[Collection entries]
## begin
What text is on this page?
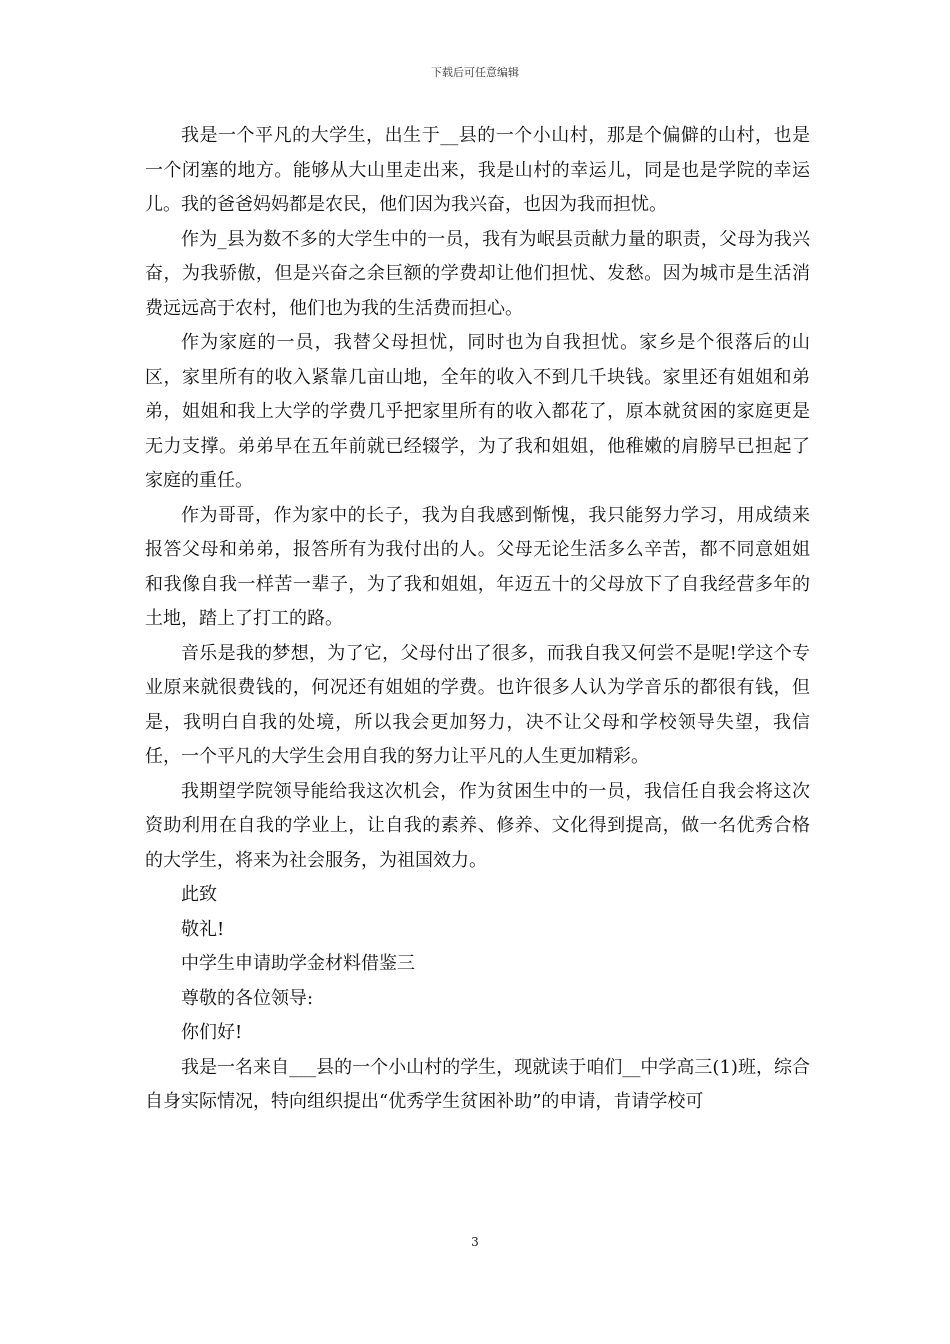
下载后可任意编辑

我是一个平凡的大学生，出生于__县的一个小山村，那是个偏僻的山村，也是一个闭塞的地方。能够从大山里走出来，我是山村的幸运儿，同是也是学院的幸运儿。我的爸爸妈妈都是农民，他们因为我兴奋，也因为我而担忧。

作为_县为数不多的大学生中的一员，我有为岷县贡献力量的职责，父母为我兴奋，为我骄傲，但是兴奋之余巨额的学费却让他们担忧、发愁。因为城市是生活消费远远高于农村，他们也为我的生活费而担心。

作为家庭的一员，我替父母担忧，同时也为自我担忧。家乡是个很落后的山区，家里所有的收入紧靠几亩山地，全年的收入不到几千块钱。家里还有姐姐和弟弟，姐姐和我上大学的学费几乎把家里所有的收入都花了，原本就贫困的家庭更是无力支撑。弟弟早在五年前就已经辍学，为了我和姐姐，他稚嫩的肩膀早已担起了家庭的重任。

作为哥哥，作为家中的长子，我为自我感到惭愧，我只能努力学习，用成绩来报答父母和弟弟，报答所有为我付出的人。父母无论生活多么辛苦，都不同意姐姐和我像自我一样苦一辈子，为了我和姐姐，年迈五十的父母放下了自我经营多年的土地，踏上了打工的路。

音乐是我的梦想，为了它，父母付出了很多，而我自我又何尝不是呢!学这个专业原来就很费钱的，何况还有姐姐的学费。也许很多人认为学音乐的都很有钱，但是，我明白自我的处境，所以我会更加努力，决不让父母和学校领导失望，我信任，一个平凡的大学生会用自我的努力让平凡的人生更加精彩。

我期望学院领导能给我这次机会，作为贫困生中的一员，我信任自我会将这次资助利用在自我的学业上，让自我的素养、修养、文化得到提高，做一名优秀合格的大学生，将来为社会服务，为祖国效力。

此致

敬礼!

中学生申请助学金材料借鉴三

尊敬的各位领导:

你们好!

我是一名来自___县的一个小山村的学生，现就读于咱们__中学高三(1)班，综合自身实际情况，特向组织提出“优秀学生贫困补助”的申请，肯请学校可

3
## end
## begin
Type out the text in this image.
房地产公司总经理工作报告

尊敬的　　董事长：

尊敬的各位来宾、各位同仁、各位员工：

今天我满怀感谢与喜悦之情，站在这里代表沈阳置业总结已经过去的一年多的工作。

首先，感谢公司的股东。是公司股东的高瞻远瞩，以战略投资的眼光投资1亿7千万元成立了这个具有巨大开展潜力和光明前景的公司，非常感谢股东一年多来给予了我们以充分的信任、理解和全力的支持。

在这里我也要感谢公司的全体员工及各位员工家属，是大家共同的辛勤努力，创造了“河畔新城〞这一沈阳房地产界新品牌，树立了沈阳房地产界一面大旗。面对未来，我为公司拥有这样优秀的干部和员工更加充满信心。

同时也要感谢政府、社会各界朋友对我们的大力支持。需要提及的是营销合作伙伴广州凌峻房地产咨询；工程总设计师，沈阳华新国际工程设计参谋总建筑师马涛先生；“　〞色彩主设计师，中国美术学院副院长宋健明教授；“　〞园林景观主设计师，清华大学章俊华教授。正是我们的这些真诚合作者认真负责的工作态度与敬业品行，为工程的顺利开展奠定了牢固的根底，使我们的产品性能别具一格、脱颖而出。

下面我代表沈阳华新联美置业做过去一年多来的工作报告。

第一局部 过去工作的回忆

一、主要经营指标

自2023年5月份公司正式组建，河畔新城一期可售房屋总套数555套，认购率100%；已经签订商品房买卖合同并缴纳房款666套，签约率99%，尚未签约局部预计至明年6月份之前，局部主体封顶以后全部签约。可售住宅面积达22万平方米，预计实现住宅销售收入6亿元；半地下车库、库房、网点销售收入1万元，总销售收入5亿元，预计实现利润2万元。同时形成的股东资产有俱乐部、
## end
Find each line with the string "this" and copy it out.

- _Solution to the problem_
What text is on this page?
Type out the text in this image.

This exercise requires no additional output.